• TASK INPUTS
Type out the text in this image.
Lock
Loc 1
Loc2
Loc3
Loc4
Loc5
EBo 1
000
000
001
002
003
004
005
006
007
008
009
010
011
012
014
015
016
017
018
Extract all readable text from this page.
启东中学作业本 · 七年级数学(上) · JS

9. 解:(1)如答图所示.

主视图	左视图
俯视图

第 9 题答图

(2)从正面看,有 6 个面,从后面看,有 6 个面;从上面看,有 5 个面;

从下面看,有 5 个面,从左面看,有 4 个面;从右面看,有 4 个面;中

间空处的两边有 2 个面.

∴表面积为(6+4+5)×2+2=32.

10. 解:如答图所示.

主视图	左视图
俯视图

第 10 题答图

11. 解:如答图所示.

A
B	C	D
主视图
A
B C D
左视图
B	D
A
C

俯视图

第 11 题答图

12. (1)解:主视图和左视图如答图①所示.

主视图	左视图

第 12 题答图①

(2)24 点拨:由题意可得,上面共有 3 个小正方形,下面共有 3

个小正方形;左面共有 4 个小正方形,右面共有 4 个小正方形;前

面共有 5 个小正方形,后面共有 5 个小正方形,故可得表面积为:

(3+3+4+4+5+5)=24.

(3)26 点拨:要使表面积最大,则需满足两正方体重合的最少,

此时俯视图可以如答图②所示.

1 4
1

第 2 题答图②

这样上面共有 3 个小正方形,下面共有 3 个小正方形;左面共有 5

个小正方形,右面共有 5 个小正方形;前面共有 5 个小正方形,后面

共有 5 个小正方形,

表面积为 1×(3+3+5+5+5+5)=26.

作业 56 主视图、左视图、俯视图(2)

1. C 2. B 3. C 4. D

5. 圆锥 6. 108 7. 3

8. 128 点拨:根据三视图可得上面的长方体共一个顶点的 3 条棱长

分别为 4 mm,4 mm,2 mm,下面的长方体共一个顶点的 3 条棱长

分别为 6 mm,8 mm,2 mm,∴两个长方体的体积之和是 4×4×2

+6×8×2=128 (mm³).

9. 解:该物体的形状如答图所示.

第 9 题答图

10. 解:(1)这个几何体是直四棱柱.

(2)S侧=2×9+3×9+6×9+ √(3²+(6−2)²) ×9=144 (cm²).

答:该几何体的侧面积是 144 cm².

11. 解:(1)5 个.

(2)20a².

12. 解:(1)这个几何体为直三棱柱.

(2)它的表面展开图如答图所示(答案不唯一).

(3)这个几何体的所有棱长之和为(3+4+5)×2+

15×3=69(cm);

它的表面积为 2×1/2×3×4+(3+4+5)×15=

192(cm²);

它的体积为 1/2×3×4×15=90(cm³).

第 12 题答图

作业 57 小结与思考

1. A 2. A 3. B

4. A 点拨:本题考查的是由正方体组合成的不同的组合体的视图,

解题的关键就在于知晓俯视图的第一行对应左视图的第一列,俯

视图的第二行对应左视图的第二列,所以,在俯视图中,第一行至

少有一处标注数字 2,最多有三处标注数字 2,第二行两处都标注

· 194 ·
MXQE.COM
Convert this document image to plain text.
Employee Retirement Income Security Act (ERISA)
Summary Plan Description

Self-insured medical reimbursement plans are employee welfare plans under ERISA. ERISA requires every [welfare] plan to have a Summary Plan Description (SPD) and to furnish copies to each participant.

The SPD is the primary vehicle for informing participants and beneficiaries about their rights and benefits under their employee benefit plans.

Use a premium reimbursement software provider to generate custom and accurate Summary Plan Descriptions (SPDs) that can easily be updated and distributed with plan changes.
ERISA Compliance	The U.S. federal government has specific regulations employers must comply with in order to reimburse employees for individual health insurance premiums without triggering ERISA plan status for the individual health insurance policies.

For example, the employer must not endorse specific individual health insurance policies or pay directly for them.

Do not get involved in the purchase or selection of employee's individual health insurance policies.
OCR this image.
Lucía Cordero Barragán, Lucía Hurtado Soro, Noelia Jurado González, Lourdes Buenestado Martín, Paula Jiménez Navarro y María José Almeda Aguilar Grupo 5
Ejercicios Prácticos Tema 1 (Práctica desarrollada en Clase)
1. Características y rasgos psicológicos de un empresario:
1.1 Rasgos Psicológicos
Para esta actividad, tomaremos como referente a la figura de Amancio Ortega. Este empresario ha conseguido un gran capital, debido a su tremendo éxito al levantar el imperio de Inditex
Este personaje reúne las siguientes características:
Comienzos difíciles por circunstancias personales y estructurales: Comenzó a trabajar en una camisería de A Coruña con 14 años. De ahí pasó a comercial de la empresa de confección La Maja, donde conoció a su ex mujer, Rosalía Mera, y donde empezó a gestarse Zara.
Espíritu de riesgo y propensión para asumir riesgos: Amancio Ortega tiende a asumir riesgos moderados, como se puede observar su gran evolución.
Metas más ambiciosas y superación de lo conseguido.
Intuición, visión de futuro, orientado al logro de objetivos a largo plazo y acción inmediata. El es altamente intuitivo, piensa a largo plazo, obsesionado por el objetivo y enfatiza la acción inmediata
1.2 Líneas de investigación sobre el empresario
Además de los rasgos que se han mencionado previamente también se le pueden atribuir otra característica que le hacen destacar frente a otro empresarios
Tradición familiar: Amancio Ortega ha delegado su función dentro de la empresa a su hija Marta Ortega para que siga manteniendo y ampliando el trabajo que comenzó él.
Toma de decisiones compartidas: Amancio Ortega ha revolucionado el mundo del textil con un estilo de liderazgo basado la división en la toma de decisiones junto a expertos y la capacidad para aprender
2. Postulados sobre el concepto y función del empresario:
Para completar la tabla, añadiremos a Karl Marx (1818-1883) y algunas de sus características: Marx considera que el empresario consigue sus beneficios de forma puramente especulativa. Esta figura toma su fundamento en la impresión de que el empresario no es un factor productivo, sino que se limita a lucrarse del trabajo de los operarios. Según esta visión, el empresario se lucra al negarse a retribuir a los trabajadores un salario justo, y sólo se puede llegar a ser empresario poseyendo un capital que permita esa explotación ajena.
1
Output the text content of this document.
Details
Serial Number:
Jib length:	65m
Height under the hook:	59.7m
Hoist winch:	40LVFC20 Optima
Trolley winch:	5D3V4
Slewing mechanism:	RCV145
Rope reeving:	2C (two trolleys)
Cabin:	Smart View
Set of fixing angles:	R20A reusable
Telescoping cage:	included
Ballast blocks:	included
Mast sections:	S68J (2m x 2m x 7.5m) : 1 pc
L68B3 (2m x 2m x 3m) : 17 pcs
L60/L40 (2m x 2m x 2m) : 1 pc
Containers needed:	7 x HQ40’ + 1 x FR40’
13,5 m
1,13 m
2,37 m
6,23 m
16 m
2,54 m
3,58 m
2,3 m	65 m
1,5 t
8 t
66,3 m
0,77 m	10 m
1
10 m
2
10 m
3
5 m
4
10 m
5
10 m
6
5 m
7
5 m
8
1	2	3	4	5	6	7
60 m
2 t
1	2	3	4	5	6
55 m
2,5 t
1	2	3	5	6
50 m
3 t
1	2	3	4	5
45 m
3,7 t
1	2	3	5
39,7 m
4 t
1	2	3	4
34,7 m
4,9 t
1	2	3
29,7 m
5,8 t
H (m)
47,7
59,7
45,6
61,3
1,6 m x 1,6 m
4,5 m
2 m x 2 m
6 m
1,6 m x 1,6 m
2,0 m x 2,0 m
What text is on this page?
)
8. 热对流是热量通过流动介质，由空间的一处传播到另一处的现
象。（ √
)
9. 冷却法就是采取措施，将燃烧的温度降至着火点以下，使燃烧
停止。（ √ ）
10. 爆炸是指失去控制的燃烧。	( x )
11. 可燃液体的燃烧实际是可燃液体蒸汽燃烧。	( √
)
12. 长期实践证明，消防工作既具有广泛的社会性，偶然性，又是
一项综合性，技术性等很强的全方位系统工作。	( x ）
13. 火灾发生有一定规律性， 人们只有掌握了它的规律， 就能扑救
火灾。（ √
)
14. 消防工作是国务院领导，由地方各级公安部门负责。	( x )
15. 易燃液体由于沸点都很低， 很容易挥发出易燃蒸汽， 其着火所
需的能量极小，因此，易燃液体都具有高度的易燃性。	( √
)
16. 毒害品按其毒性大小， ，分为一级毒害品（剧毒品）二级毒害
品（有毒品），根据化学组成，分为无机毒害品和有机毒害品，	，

• PROBLEM TO SOLVE
List the lines of the material in which the word "下面共有" occurs.

• ANSWER TO THIS PROBLEM
(2)24 点拨:由题意可得,上面共有 3 个小正方形,下面共有 3
这样上面共有 3 个小正方形,下面共有 3 个小正方形;左面共有 5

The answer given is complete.